Set task >> Look through the records below, count the lines with the word "公共营养师", and reply with only the number.

— start Raw data —

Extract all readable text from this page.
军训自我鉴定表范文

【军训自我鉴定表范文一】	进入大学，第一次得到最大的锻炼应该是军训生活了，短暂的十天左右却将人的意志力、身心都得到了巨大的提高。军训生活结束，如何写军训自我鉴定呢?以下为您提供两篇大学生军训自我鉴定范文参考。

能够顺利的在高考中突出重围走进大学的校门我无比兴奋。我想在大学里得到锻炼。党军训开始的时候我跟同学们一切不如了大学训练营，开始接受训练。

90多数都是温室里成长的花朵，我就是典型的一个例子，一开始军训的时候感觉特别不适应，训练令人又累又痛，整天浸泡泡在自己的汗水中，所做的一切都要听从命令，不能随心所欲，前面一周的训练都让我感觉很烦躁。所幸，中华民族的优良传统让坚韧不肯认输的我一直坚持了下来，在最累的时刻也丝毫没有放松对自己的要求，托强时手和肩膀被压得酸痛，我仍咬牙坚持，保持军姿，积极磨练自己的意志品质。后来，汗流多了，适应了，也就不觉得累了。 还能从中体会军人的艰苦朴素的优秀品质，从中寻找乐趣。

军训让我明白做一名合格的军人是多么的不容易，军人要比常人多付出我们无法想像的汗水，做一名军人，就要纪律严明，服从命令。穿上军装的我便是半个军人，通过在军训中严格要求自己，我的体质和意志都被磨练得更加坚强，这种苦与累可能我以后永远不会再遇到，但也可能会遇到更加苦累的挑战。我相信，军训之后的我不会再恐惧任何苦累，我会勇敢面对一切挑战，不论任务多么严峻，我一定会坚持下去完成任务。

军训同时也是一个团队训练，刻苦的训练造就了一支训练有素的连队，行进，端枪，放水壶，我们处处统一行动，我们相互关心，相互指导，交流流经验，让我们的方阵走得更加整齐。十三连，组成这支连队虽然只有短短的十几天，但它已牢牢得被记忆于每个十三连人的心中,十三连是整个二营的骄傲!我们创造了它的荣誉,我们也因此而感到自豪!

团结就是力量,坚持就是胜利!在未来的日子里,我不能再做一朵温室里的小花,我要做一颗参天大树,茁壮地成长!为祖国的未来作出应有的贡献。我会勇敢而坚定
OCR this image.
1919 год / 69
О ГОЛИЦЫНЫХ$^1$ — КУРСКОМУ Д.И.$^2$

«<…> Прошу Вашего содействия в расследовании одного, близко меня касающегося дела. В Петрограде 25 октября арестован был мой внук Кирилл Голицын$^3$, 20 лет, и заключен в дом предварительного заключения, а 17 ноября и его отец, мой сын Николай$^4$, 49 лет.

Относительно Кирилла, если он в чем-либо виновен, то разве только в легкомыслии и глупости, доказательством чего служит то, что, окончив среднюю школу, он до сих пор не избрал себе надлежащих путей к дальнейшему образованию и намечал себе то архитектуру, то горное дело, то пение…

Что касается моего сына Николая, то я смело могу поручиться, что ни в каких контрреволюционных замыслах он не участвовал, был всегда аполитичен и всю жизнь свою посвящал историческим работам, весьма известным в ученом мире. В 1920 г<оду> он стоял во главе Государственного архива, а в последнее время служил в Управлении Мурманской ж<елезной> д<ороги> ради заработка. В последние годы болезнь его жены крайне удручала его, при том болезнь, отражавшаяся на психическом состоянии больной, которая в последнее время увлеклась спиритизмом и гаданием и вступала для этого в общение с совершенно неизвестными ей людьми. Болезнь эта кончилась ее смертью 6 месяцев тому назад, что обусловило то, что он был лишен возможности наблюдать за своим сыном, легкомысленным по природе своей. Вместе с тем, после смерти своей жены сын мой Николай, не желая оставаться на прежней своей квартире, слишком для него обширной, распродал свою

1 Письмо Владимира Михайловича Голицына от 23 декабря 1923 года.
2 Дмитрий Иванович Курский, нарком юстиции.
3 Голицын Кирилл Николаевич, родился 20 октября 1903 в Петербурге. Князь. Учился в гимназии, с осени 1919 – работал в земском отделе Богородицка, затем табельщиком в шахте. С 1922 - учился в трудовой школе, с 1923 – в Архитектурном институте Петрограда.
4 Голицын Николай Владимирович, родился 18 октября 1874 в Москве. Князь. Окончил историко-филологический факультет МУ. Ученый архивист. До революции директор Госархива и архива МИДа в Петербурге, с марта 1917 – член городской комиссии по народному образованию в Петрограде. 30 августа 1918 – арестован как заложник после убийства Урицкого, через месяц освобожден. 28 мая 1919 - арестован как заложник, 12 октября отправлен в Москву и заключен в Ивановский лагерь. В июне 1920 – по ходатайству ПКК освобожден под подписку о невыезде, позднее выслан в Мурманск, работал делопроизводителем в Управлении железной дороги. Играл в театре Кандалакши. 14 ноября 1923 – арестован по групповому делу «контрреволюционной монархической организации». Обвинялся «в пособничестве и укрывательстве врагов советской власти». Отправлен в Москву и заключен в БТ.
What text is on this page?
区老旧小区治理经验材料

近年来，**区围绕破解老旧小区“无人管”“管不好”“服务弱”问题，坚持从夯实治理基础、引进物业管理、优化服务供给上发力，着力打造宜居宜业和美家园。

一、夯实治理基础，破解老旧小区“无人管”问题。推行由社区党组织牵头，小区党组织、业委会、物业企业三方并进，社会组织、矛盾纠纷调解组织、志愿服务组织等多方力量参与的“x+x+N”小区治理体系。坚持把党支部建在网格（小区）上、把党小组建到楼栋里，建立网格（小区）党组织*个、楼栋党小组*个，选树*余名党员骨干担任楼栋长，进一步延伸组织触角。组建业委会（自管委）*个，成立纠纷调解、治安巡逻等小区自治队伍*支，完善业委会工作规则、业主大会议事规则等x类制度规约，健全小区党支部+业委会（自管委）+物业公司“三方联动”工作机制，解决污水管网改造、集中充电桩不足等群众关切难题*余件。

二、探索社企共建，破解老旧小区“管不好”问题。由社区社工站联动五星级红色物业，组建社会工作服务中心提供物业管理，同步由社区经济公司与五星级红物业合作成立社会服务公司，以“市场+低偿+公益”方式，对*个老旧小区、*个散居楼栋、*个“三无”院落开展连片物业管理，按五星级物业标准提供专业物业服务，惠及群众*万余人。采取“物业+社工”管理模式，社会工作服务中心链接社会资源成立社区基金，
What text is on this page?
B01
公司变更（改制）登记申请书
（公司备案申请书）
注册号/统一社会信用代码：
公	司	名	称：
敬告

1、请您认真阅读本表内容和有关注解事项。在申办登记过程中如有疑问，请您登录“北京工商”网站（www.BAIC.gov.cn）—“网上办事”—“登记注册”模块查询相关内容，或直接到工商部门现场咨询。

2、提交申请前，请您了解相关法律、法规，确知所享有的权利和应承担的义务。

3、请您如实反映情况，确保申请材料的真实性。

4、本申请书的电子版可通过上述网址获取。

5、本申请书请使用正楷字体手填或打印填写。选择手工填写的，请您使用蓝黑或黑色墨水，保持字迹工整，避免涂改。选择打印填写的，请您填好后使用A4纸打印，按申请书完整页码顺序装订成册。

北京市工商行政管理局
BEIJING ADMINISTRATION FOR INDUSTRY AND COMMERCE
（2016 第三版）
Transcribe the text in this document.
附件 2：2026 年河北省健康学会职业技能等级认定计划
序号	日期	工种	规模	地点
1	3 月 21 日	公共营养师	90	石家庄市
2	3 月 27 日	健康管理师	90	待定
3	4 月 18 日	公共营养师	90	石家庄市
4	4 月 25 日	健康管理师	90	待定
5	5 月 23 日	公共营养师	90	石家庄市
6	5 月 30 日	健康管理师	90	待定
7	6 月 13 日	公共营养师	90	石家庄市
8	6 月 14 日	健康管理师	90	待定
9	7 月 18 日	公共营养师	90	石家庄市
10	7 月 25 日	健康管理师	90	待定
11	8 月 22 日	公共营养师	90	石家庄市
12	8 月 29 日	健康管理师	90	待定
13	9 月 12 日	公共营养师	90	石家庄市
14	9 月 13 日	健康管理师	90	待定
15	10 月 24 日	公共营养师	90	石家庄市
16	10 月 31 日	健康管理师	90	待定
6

— end Raw data —

Solution to this exercise >> 8